▶ [Page excerpt]
◇ ◇ ◇ ◇ ◇

Marcus Vitruvius Pollio (c.90 - c.20 BC) is the author of the only known treatise on the art and practice of architecture coming down to us from the classical world of Rome. He offers de Architectura to the Emperor Augustus as a summation his life-long expertise on building and construction matters, much of it learned by advising the Legions of the Empire.
It has been a book of enormous influence, as much for its rarity as its magpie contents. It was the basis of most of the treatises of the architecture of the Italian renaissance, including the most famous and influential, I Quattro Libri dell' Architectura, (Venice 1570) of Andrea Palladio.
Regrettably all the illustrations to which the original text refers have long been lost. So each new learned reader has tried to recreate these illustrations from the text and their own contemporary experience.

◇ ◇ ◇ ◇ ◇

▶ [Given information]

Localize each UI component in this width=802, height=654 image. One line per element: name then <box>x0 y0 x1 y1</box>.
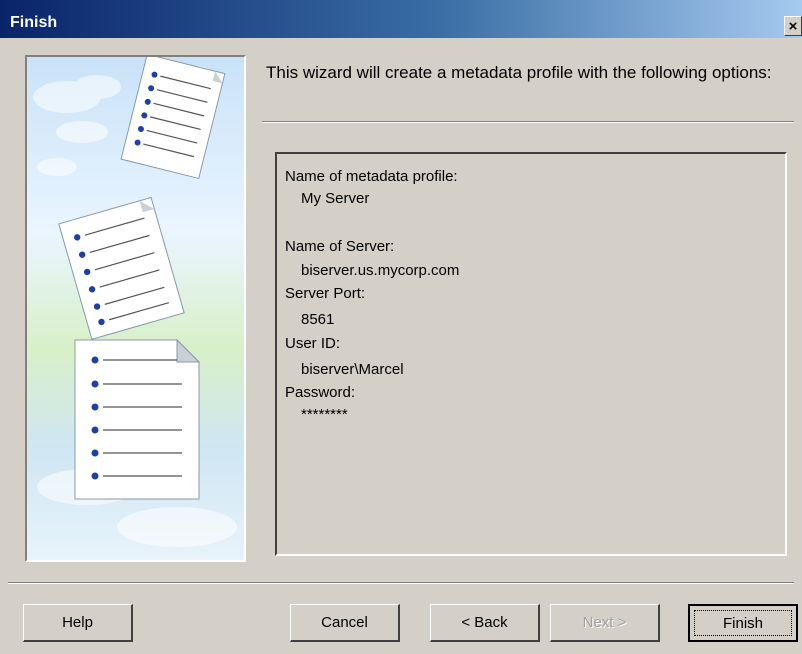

◇ ◇ ◇ ◇ ◇

▶ [Exercise task 1] Name every person mentioned in the passage on Vitruvius and his treatise.
▶ [Exercise task 2] Pick up the passage on Vitruvius and his treatise after its last sentence and carry it forward.
None of the data is needed for the tasks.

▶ [Written reply 1] Marcus Vitruvius Pollio, the Emperor Augustus, Andrea Palladio

▶ [Written reply 2]
A new translation by Richard Schofield has been published by Penguin Classics. Included is a recreation of
the plan of the layout of a typical Roman house. Surprisingly few archaeological examples of 'normal' Roman townhouses remain, even when helped by the later discoveries at Pompeii and Herculaneum in 1748.
1 - entry or vestibulum
2 - entrance corridor or fauces
3 - rectangular catchment area or impluvium
4 - entry court or atrium
5 - side rooms or alae
6 - 'home office' or tablinum
7 - corridor or andron
8 - colonnaded courtyard or peristylium
9 - open faced room or exhedra
While the houses at Richelieu are clearly derived from the traditional French early renaissance hôtels of the 16th century, there is no mistaking the new influence of these Roman models, with their deep plots arranged side by side, their high boundary walls, their double courtyard format, their use of what the French call dépendances or side extensions, or the fact that private life is led deep within the layered plan.
Every aspect of the cardinal's ambitions for the town drew on the Roman Example to reflect and encourage a new
Golden Age.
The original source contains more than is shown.